(Stored entries)

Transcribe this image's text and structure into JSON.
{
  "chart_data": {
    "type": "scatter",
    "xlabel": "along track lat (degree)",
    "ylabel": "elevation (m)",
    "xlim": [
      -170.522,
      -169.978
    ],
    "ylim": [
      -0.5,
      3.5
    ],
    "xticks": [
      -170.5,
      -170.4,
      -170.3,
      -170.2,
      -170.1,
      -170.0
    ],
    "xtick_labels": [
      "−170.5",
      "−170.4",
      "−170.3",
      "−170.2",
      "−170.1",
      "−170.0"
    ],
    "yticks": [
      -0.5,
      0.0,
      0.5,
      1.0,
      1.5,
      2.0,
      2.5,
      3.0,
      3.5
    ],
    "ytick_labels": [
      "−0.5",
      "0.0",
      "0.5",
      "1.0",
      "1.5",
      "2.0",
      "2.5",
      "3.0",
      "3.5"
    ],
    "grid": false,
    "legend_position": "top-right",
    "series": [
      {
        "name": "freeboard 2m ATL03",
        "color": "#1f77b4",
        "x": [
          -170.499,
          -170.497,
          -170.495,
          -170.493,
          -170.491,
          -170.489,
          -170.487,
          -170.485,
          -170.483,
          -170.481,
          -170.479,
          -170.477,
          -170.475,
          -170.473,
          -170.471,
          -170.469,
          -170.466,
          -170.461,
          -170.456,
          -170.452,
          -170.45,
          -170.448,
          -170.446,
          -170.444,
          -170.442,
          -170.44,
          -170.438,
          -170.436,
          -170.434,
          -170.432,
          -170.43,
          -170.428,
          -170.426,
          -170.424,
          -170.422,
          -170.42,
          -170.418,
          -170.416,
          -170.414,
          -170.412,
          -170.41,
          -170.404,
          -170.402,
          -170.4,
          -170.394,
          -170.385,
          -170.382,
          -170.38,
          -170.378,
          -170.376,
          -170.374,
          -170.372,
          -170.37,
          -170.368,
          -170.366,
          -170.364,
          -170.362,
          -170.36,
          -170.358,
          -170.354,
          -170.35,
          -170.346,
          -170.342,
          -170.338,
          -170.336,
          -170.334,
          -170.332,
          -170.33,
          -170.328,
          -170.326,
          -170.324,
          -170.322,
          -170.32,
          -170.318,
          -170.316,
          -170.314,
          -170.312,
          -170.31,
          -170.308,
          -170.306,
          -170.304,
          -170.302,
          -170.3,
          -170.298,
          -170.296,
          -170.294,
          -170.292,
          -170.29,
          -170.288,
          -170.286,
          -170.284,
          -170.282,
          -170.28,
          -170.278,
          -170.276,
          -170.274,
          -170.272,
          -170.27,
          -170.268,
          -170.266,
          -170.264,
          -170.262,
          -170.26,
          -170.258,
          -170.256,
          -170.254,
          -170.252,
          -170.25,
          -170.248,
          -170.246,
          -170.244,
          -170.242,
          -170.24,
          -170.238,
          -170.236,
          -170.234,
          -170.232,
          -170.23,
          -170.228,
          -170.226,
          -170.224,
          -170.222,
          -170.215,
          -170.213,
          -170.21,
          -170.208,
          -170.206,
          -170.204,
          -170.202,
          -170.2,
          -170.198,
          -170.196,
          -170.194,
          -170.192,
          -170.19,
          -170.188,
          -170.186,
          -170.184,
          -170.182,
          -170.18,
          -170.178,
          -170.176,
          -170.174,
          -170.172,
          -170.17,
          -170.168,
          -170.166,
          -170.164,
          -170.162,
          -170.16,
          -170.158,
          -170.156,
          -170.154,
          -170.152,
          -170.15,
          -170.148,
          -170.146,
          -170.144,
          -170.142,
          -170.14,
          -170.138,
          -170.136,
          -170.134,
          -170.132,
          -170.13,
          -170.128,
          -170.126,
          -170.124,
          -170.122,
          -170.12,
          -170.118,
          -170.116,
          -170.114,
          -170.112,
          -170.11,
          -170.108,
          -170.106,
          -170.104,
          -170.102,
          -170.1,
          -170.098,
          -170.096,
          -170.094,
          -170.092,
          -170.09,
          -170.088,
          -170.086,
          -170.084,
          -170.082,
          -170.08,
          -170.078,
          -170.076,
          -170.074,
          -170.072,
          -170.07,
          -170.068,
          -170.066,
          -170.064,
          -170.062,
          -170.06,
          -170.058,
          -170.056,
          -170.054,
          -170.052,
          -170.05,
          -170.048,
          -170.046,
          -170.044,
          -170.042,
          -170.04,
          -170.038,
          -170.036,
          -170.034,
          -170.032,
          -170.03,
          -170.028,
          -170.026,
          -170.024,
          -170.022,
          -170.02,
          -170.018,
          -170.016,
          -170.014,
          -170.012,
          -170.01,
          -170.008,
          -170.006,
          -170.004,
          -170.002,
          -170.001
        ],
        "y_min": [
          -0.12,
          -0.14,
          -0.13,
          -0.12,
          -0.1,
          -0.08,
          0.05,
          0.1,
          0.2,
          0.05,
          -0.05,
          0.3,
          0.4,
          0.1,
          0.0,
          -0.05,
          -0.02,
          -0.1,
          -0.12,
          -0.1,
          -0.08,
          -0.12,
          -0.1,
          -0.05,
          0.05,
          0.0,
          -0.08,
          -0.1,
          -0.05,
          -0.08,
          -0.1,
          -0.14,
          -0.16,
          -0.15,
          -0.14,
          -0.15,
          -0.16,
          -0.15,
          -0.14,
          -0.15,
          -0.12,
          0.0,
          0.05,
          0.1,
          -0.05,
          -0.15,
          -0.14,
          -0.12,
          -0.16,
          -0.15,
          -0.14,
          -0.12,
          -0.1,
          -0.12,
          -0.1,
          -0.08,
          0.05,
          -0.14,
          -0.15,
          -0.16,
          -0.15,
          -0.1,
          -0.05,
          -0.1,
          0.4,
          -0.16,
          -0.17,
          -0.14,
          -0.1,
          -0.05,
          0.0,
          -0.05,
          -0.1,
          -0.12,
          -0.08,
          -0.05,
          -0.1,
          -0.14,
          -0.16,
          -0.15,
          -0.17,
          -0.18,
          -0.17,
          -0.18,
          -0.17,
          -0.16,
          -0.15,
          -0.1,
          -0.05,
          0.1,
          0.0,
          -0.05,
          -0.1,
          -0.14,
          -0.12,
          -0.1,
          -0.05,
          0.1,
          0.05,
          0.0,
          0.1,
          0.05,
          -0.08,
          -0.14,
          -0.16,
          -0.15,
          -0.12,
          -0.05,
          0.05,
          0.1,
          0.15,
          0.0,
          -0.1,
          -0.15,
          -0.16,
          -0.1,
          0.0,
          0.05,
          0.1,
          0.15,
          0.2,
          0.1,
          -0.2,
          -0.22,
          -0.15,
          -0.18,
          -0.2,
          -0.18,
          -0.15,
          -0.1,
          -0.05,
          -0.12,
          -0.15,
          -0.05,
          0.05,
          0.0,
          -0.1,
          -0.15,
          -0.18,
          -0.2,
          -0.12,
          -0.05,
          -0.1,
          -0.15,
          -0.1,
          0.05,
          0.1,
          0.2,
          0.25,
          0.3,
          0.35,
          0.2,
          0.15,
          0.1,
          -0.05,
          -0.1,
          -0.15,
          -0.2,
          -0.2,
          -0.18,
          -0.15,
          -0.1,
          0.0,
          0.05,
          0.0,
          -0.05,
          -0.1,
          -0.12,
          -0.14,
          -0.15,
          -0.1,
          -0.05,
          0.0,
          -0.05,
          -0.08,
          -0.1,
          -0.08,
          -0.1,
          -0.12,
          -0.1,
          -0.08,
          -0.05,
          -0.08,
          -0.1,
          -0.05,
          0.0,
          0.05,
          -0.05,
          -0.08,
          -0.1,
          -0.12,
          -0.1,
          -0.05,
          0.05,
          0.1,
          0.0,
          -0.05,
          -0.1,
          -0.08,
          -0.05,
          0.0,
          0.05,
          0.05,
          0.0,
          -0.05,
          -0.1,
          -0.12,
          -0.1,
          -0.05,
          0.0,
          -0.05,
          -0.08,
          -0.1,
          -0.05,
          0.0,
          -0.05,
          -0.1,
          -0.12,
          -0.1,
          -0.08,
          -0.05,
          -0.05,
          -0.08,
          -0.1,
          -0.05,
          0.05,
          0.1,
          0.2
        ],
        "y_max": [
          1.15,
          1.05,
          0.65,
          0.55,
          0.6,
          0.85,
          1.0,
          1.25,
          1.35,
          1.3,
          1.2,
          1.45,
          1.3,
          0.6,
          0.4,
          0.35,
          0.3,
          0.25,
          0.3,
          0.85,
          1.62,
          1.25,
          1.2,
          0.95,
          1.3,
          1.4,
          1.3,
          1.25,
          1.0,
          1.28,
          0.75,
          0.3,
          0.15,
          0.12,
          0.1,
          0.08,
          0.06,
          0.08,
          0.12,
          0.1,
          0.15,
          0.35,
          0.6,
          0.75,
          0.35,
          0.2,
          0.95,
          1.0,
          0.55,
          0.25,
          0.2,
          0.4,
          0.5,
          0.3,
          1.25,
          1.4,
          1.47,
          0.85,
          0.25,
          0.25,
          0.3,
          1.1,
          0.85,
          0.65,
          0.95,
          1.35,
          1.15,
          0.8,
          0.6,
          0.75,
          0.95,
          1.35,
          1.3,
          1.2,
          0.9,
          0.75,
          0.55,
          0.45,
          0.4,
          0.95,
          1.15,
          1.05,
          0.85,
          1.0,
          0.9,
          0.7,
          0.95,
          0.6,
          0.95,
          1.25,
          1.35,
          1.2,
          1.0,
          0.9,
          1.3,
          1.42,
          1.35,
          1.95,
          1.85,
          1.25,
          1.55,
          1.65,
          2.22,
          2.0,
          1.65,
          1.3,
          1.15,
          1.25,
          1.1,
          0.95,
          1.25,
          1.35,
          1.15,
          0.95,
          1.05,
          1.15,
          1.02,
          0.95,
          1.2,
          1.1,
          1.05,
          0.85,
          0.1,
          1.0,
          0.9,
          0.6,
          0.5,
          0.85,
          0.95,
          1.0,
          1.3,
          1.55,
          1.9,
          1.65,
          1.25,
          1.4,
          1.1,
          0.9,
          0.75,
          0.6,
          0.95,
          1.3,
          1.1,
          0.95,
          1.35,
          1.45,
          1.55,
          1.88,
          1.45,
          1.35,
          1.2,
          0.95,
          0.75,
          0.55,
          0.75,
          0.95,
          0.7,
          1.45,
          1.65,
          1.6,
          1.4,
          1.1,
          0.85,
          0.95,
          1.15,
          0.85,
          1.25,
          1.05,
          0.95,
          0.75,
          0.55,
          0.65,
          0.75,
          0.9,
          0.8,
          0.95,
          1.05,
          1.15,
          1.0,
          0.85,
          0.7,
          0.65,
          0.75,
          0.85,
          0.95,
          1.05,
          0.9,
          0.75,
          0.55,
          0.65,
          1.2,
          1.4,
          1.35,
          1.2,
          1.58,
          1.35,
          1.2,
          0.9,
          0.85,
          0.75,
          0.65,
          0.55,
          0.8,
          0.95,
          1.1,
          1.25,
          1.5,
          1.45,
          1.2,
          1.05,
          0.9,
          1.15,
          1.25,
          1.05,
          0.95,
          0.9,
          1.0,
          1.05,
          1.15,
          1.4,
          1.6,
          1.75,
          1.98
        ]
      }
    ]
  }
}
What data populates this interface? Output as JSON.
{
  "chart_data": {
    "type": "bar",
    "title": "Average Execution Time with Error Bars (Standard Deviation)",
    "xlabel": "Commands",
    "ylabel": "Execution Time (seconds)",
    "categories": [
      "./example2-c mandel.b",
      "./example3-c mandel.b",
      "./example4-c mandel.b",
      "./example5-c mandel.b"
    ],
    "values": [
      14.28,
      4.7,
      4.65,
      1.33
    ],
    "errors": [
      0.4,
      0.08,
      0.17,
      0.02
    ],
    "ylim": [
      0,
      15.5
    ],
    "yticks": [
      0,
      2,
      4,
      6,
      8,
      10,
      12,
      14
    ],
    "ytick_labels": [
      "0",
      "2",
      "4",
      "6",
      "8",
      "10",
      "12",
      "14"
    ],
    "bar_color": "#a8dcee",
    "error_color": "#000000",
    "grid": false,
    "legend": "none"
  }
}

* **Problem to work on**
Copy whichever lines in the listing above contain the word "ylabel".

* **Solution**
    "ylabel": "elevation (m)",
    "ylabel": "Execution Time (seconds)",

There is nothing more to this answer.